**Task directions:**
Collect all the lines that mention the word "causa".

**Exercise materials:**
#####

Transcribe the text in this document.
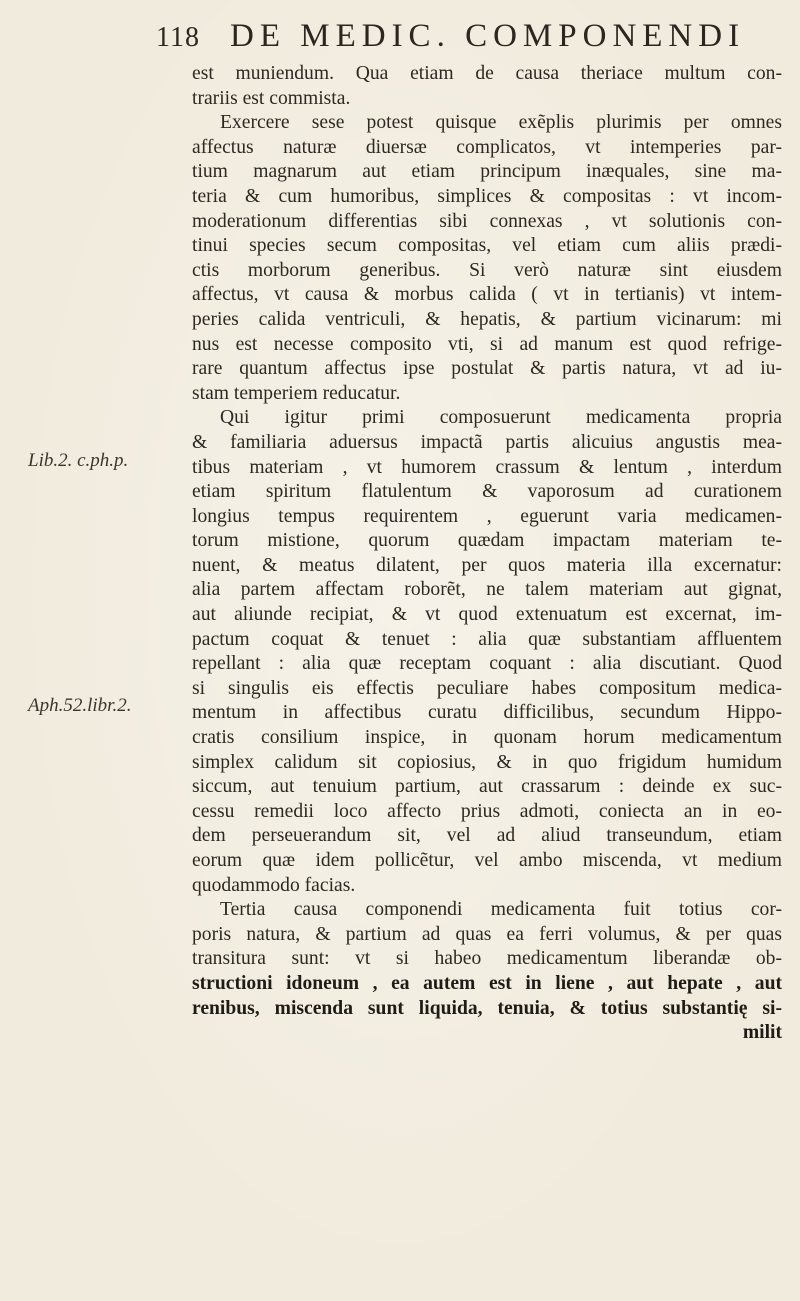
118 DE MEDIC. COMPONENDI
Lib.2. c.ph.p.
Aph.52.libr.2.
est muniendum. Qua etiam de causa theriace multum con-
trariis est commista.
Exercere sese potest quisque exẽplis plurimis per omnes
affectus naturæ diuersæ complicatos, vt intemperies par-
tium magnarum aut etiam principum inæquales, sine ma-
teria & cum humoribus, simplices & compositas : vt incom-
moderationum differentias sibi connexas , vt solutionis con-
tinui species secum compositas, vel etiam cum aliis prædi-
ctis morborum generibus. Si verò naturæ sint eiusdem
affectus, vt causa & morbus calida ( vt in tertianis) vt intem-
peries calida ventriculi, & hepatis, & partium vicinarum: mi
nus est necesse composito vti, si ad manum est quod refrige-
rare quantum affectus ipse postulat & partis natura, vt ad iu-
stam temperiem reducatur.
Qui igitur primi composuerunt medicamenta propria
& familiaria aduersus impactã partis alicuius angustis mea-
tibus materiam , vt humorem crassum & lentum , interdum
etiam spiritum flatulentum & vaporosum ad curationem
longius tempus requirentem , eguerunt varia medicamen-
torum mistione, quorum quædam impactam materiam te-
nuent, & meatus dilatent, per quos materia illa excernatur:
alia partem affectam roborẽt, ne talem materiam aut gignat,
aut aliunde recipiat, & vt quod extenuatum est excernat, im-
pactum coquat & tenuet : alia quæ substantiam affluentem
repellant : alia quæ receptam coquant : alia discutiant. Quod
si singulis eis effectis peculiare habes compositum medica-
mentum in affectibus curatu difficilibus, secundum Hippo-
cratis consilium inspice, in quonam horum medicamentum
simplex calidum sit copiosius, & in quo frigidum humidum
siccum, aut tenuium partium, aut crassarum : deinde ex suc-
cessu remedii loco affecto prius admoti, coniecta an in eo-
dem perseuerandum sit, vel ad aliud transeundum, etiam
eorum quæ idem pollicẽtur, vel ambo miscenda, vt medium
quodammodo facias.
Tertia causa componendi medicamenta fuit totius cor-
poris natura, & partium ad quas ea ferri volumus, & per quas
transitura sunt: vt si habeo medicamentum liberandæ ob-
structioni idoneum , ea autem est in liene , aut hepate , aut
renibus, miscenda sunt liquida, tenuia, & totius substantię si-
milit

#####

**Worked answer:**
est muniendum. Qua etiam de causa theriace multum con-
affectus, vt causa & morbus calida ( vt in tertianis) vt intem-
Tertia causa componendi medicamenta fuit totius cor-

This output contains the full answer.